* **Exercise data**
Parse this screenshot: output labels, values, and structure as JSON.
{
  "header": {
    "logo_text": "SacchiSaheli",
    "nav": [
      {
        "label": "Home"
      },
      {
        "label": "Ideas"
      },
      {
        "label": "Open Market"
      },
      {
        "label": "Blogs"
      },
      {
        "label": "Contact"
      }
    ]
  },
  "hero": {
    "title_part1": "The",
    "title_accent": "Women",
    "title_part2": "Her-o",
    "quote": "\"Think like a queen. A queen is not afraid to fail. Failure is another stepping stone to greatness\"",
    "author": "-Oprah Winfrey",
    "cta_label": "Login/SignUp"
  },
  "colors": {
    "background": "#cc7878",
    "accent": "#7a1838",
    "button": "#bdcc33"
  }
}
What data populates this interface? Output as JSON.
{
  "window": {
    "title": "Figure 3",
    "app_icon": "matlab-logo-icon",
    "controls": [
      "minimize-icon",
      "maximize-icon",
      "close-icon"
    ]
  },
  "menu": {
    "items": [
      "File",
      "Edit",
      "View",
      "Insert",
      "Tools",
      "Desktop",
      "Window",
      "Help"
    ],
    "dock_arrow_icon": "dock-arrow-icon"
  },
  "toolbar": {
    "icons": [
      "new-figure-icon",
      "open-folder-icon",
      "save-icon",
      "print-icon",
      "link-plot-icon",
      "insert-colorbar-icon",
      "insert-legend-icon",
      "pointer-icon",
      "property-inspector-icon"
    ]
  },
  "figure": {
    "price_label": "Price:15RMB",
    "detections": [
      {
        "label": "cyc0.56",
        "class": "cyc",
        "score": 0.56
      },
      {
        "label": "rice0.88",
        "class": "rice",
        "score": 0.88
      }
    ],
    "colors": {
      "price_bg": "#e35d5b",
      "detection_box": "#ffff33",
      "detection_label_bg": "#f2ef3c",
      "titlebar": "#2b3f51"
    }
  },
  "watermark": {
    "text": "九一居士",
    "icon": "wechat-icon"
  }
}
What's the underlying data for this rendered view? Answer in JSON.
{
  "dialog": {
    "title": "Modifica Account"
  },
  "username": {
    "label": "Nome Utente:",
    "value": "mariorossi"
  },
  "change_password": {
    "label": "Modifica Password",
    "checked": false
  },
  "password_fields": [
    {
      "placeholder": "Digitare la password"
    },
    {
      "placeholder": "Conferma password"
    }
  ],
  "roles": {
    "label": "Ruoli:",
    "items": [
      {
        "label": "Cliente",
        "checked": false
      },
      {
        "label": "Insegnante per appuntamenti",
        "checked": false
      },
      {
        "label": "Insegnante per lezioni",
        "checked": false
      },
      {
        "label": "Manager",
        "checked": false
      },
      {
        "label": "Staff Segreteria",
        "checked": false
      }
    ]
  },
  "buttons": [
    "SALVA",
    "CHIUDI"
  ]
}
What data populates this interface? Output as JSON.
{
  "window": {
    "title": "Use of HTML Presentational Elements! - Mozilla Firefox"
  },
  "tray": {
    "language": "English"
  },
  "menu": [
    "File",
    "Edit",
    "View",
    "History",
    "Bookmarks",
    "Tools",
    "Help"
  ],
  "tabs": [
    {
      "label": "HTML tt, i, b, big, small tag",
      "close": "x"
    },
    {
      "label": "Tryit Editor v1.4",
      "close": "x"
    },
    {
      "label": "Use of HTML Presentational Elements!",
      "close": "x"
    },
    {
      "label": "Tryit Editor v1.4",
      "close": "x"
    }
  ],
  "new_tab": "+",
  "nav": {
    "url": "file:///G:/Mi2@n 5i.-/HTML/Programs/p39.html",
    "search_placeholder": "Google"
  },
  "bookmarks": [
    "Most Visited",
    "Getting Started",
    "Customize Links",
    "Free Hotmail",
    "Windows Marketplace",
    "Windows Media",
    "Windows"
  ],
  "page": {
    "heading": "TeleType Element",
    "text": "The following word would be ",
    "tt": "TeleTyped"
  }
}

* **What needs to be done**
Quote each line of the listing above exactly.

* **Result for this task**
Parse this screenshot: output labels, values, and structure as JSON.
{
  "header": {
    "logo_text": "SacchiSaheli",
    "nav": [
      {
        "label": "Home"
      },
      {
        "label": "Ideas"
      },
      {
        "label": "Open Market"
      },
      {
        "label": "Blogs"
      },
      {
        "label": "Contact"
      }
    ]
  },
  "hero": {
    "title_part1": "The",
    "title_accent": "Women",
    "title_part2": "Her-o",
    "quote": "\"Think like a queen. A queen is not afraid to fail. Failure is another stepping stone to greatness\"",
    "author": "-Oprah Winfrey",
    "cta_label": "Login/SignUp"
  },
  "colors": {
    "background": "#cc7878",
    "accent": "#7a1838",
    "button": "#bdcc33"
  }
}
What data populates this interface? Output as JSON.
{
  "window": {
    "title": "Figure 3",
    "app_icon": "matlab-logo-icon",
    "controls": [
      "minimize-icon",
      "maximize-icon",
      "close-icon"
    ]
  },
  "menu": {
    "items": [
      "File",
      "Edit",
      "View",
      "Insert",
      "Tools",
      "Desktop",
      "Window",
      "Help"
    ],
    "dock_arrow_icon": "dock-arrow-icon"
  },
  "toolbar": {
    "icons": [
      "new-figure-icon",
      "open-folder-icon",
      "save-icon",
      "print-icon",
      "link-plot-icon",
      "insert-colorbar-icon",
      "insert-legend-icon",
      "pointer-icon",
      "property-inspector-icon"
    ]
  },
  "figure": {
    "price_label": "Price:15RMB",
    "detections": [
      {
        "label": "cyc0.56",
        "class": "cyc",
        "score": 0.56
      },
      {
        "label": "rice0.88",
        "class": "rice",
        "score": 0.88
      }
    ],
    "colors": {
      "price_bg": "#e35d5b",
      "detection_box": "#ffff33",
      "detection_label_bg": "#f2ef3c",
      "titlebar": "#2b3f51"
    }
  },
  "watermark": {
    "text": "九一居士",
    "icon": "wechat-icon"
  }
}
What's the underlying data for this rendered view? Answer in JSON.
{
  "dialog": {
    "title": "Modifica Account"
  },
  "username": {
    "label": "Nome Utente:",
    "value": "mariorossi"
  },
  "change_password": {
    "label": "Modifica Password",
    "checked": false
  },
  "password_fields": [
    {
      "placeholder": "Digitare la password"
    },
    {
      "placeholder": "Conferma password"
    }
  ],
  "roles": {
    "label": "Ruoli:",
    "items": [
      {
        "label": "Cliente",
        "checked": false
      },
      {
        "label": "Insegnante per appuntamenti",
        "checked": false
      },
      {
        "label": "Insegnante per lezioni",
        "checked": false
      },
      {
        "label": "Manager",
        "checked": false
      },
      {
        "label": "Staff Segreteria",
        "checked": false
      }
    ]
  },
  "buttons": [
    "SALVA",
    "CHIUDI"
  ]
}
What data populates this interface? Output as JSON.
{
  "window": {
    "title": "Use of HTML Presentational Elements! - Mozilla Firefox"
  },
  "tray": {
    "language": "English"
  },
  "menu": [
    "File",
    "Edit",
    "View",
    "History",
    "Bookmarks",
    "Tools",
    "Help"
  ],
  "tabs": [
    {
      "label": "HTML tt, i, b, big, small tag",
      "close": "x"
    },
    {
      "label": "Tryit Editor v1.4",
      "close": "x"
    },
    {
      "label": "Use of HTML Presentational Elements!",
      "close": "x"
    },
    {
      "label": "Tryit Editor v1.4",
      "close": "x"
    }
  ],
  "new_tab": "+",
  "nav": {
    "url": "file:///G:/Mi2@n 5i.-/HTML/Programs/p39.html",
    "search_placeholder": "Google"
  },
  "bookmarks": [
    "Most Visited",
    "Getting Started",
    "Customize Links",
    "Free Hotmail",
    "Windows Marketplace",
    "Windows Media",
    "Windows"
  ],
  "page": {
    "heading": "TeleType Element",
    "text": "The following word would be ",
    "tt": "TeleTyped"
  }
}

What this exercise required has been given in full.